**GOAL**: Find the lines that hold the word "considerable" and return them.

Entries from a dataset
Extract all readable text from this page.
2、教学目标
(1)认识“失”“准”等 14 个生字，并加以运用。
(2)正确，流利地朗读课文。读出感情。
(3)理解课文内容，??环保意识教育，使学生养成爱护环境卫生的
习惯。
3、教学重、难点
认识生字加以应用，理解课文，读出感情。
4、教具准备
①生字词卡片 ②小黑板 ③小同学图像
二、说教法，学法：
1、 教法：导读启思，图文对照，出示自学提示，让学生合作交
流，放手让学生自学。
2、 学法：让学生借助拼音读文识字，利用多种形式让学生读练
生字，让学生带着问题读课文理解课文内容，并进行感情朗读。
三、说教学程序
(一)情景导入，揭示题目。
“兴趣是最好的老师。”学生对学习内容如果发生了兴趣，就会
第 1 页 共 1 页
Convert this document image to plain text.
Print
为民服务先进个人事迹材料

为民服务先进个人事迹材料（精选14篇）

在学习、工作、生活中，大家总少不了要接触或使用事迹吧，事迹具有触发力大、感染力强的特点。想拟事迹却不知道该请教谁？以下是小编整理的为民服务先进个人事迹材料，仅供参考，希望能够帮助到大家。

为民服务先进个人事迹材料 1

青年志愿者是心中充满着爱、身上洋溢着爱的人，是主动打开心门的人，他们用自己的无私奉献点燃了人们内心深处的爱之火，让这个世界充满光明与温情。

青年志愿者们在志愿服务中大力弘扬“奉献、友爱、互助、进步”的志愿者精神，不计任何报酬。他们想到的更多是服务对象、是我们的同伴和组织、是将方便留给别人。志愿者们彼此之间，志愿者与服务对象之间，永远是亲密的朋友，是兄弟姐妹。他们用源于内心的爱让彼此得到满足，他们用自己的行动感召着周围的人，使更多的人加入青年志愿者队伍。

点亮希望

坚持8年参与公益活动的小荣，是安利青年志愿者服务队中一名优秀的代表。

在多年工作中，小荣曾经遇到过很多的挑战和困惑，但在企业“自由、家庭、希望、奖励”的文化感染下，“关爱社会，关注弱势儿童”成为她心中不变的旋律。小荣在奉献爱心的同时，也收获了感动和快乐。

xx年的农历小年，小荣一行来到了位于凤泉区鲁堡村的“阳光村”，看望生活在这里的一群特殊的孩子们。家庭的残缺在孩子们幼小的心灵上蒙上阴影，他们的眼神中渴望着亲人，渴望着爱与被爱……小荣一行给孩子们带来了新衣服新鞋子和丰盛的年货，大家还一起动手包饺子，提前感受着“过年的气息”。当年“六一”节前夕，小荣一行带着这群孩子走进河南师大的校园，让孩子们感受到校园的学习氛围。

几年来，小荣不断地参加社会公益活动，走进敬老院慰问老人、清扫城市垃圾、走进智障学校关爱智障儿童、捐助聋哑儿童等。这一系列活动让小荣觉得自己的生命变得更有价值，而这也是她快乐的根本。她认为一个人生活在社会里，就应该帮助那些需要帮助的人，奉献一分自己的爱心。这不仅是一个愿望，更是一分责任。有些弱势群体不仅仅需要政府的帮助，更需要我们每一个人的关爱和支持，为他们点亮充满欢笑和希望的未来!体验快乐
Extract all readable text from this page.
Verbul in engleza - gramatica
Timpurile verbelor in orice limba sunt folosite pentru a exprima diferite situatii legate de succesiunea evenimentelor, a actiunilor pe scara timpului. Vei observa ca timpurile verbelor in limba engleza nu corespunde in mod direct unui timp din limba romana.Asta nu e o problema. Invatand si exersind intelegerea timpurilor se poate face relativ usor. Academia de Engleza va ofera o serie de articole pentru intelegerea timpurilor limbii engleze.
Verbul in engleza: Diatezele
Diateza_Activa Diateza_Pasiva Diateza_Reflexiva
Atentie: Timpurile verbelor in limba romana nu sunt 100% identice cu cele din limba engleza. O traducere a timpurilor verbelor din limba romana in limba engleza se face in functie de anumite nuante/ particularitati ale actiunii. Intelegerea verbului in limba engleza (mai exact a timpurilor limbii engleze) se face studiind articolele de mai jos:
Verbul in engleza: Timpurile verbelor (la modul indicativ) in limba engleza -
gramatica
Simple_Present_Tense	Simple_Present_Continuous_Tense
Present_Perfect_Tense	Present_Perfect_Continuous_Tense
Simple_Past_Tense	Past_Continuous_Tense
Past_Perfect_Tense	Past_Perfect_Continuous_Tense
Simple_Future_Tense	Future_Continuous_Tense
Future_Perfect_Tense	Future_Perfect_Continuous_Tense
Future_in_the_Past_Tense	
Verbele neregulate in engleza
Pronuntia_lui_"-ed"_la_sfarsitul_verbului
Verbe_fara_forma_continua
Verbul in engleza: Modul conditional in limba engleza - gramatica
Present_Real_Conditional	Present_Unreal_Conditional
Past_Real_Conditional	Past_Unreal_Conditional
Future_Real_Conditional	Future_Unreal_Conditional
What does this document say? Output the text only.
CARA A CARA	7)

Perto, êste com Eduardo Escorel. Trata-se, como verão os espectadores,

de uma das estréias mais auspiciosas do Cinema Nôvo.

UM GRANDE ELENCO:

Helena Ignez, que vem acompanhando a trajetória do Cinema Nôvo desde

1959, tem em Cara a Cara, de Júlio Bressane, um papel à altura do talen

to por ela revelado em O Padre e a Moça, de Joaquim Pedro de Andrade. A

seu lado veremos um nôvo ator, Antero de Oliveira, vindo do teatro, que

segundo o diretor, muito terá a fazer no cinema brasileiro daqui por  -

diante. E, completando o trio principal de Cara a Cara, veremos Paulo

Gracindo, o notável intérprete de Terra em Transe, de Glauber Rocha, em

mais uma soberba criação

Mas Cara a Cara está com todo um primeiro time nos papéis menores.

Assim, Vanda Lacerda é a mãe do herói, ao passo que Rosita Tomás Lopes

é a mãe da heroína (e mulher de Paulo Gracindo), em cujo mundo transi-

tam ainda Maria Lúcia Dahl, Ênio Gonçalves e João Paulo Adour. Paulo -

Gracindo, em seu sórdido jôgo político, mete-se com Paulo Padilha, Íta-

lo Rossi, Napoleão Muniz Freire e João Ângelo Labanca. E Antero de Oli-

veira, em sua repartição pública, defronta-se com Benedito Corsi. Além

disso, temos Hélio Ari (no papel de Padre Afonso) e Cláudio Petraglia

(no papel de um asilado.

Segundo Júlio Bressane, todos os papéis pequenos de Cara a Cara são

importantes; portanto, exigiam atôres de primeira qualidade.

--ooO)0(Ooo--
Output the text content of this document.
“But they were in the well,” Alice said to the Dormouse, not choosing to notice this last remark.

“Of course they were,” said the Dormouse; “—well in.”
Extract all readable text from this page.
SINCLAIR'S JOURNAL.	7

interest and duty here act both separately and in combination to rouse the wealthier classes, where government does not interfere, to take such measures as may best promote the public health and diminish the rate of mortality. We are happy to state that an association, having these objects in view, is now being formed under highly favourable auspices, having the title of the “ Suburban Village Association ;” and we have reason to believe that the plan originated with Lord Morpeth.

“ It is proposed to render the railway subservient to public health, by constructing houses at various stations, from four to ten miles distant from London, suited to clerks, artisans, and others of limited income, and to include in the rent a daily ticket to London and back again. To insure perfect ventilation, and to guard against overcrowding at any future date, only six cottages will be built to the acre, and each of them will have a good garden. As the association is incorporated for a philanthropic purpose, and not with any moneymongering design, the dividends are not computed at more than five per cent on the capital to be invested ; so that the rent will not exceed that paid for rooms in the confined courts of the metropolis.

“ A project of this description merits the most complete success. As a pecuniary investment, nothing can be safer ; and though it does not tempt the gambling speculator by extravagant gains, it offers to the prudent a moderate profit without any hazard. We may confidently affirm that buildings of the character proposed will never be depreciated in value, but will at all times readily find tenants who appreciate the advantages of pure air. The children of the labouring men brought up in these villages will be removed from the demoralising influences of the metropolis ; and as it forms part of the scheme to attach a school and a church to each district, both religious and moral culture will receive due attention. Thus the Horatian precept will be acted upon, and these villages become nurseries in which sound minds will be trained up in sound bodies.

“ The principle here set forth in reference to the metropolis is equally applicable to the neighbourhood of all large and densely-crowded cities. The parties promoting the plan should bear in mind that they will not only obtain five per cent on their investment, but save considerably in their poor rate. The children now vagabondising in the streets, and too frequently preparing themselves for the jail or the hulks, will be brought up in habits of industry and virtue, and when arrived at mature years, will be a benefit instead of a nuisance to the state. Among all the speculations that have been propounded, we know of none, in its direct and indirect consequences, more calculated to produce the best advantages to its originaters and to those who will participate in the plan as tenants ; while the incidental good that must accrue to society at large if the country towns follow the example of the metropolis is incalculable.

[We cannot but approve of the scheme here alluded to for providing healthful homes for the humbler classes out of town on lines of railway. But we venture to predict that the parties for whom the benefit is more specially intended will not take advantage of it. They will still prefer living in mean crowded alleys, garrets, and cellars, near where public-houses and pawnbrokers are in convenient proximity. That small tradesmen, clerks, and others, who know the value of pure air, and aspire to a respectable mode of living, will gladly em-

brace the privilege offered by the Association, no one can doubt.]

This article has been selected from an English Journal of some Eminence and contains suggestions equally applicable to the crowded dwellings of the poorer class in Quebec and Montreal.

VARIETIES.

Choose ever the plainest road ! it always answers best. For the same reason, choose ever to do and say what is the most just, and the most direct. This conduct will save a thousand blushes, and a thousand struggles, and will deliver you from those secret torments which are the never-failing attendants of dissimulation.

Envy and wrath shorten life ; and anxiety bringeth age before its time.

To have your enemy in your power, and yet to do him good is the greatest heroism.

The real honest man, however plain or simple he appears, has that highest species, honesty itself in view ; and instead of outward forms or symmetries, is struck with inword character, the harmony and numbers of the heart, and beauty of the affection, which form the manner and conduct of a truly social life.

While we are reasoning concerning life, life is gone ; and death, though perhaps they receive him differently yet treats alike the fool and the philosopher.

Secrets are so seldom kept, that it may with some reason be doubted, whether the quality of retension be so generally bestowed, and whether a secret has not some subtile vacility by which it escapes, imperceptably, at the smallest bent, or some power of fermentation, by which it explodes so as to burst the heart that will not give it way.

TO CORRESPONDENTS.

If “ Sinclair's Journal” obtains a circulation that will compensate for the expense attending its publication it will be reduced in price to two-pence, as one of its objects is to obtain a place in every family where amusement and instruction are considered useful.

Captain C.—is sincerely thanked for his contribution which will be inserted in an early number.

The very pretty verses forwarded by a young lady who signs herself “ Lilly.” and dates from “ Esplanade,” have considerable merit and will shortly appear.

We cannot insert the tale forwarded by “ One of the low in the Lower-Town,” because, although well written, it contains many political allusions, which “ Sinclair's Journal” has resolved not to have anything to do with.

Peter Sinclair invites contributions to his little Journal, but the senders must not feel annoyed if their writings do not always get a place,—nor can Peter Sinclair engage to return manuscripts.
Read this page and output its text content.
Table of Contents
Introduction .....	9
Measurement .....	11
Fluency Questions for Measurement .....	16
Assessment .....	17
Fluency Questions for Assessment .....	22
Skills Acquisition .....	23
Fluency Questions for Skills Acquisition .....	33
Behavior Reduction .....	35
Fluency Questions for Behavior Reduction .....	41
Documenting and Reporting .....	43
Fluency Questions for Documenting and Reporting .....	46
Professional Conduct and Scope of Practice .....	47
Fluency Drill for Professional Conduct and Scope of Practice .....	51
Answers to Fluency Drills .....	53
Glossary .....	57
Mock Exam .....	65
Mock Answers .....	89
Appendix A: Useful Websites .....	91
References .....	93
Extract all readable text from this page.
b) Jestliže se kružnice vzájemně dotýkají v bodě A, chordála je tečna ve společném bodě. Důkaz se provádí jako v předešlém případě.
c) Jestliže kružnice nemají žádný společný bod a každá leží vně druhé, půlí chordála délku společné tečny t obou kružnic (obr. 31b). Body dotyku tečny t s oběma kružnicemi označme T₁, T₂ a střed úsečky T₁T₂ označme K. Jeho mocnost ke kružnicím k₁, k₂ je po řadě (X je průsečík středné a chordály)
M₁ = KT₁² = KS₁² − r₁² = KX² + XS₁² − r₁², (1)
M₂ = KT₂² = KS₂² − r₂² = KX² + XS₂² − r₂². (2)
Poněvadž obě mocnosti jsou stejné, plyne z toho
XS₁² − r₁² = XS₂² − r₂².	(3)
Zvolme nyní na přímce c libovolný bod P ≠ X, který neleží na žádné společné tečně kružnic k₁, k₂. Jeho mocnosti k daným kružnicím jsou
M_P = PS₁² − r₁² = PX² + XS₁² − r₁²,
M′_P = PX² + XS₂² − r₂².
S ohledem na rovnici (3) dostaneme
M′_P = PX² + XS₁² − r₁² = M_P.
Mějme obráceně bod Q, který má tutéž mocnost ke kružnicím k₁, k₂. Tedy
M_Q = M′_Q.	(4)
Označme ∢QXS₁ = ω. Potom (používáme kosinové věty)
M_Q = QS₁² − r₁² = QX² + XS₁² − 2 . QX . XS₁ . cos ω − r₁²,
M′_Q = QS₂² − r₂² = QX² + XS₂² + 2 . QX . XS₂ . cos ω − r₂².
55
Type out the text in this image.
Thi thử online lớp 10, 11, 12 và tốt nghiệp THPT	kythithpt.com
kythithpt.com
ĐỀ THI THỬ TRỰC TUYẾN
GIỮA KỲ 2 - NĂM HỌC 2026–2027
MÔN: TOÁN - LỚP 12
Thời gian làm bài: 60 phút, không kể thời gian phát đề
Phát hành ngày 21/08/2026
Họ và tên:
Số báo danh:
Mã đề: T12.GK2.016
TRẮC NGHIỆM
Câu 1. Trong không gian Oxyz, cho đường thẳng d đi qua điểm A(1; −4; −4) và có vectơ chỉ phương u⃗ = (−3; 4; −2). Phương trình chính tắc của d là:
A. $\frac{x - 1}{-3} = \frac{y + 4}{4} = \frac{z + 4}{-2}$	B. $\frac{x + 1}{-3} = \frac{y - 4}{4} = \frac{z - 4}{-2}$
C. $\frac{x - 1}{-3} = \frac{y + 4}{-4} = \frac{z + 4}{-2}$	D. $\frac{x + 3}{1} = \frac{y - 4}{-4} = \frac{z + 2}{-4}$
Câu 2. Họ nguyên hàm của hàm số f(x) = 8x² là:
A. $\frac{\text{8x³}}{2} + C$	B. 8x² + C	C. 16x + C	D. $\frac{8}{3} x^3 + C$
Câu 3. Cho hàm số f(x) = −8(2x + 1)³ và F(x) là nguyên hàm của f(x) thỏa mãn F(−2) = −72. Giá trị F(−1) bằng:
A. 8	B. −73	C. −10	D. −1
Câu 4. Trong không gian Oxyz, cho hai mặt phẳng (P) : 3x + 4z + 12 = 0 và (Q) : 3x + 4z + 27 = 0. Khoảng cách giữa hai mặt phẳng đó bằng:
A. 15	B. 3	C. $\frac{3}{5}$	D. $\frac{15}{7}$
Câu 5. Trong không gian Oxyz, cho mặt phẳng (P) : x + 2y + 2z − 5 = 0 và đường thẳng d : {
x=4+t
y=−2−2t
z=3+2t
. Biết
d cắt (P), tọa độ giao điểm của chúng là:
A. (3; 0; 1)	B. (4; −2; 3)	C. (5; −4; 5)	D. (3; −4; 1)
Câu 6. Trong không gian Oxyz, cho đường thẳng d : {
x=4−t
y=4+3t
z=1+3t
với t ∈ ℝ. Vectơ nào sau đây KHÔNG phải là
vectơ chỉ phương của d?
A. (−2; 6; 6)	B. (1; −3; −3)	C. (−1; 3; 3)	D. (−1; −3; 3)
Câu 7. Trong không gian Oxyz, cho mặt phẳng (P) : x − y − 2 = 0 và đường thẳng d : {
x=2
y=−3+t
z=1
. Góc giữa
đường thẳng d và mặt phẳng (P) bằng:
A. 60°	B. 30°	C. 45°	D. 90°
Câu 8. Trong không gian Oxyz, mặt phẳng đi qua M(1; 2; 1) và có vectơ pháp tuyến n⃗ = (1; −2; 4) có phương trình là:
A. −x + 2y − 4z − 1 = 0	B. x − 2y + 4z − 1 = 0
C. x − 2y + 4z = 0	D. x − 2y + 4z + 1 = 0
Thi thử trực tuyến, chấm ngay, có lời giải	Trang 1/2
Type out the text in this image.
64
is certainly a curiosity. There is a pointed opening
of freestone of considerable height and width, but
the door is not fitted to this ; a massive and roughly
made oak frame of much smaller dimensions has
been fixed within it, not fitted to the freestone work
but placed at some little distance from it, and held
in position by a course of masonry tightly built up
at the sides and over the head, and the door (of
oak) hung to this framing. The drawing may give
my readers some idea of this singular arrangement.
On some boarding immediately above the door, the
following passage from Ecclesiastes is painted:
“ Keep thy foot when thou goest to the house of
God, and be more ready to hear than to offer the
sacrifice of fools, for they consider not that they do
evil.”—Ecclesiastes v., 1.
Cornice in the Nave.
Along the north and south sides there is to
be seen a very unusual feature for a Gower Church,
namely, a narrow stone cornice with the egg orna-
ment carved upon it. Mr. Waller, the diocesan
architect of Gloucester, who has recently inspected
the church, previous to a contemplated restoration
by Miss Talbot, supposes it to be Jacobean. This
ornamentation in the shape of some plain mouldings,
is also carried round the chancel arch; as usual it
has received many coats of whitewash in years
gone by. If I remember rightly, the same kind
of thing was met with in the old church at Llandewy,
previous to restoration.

**WRITTEN SOLUTION**:
The very pretty verses forwarded by a young lady who signs herself “ Lilly.” and dates from “ Esplanade,” have considerable merit and will shortly appear.
of freestone of considerable height and width, but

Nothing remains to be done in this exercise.